*What this task involves:* Check each line of the material. Copy those containing "bieżąco".

☆ ☆ ☆

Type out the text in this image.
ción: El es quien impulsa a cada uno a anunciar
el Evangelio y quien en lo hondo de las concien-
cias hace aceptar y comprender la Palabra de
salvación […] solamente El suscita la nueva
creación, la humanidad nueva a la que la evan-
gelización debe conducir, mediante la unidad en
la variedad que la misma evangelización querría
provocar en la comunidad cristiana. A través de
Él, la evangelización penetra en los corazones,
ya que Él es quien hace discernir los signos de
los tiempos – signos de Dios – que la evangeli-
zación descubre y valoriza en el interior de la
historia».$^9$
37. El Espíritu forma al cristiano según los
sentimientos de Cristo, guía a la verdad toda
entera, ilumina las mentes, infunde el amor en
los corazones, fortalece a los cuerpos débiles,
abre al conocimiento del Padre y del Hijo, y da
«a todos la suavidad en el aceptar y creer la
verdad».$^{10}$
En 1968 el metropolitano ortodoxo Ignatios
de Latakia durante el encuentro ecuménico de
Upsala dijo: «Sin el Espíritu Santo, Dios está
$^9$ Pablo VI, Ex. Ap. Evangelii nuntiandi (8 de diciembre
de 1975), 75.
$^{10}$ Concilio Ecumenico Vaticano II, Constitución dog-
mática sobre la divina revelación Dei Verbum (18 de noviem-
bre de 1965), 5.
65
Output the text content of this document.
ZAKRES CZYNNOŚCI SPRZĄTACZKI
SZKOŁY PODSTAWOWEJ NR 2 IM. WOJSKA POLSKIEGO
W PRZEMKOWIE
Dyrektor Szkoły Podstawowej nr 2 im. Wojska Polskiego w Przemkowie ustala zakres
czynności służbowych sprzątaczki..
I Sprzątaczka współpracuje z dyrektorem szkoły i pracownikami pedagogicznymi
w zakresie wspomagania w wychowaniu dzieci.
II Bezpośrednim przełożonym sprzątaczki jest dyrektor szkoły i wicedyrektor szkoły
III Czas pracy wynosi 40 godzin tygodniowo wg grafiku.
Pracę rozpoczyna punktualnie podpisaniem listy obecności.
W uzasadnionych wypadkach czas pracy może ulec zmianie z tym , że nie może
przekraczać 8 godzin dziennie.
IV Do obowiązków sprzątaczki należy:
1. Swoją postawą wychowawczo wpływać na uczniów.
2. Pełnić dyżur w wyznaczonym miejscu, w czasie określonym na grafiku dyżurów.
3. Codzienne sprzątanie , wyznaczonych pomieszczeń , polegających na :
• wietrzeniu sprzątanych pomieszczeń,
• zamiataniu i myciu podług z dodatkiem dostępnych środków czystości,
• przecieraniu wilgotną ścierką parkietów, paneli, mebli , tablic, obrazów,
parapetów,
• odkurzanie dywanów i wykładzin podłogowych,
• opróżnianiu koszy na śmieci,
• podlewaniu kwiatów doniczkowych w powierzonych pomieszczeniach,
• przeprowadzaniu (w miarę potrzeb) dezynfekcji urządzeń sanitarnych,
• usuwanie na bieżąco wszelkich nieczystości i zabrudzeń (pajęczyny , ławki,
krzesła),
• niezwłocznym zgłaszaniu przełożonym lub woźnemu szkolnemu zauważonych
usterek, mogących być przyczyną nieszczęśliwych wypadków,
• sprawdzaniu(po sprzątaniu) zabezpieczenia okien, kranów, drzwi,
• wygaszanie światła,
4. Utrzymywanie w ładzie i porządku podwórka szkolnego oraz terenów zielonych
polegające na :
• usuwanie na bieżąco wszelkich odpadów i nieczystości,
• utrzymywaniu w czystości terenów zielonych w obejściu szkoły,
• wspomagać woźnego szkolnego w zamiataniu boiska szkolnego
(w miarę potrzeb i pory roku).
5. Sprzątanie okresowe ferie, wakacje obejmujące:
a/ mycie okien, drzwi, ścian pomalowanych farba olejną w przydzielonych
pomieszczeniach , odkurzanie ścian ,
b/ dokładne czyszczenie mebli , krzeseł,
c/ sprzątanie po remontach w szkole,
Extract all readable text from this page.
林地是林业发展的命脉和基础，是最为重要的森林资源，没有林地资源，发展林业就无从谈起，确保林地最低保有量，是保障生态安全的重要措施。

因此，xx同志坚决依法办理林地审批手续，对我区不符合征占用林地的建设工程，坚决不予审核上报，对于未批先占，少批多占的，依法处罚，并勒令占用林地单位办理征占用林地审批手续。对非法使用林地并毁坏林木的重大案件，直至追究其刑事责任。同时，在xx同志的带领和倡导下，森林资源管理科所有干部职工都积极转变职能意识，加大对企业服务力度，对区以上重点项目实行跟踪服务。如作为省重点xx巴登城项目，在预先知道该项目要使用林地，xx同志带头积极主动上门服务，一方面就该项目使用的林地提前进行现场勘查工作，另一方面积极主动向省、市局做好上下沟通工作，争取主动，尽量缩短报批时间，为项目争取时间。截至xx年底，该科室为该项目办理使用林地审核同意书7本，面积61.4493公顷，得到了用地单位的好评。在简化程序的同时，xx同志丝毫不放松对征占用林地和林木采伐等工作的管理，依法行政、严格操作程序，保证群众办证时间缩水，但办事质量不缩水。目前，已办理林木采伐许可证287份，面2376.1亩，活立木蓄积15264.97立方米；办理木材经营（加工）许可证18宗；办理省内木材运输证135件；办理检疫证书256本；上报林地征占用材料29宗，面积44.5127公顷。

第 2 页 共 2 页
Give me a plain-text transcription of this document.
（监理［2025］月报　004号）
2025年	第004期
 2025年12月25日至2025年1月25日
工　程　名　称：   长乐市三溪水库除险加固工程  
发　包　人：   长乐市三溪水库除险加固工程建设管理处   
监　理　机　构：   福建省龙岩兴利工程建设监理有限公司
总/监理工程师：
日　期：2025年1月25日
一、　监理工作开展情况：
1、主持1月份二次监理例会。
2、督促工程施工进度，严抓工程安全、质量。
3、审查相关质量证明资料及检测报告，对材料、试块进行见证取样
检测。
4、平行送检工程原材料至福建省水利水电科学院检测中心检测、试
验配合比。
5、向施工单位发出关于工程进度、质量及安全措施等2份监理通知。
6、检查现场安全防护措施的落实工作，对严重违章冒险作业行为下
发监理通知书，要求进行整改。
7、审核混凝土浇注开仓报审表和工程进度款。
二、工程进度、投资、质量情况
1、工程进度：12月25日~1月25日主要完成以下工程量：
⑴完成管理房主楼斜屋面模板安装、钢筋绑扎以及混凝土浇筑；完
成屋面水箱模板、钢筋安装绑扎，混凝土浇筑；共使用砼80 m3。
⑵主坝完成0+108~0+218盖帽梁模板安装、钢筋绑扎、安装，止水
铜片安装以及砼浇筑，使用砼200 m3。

☆ ☆ ☆

*Full answer:*
• usuwanie na bieżąco wszelkich nieczystości i zabrudzeń (pajęczyny , ławki,
• usuwanie na bieżąco wszelkich odpadów i nieczystości,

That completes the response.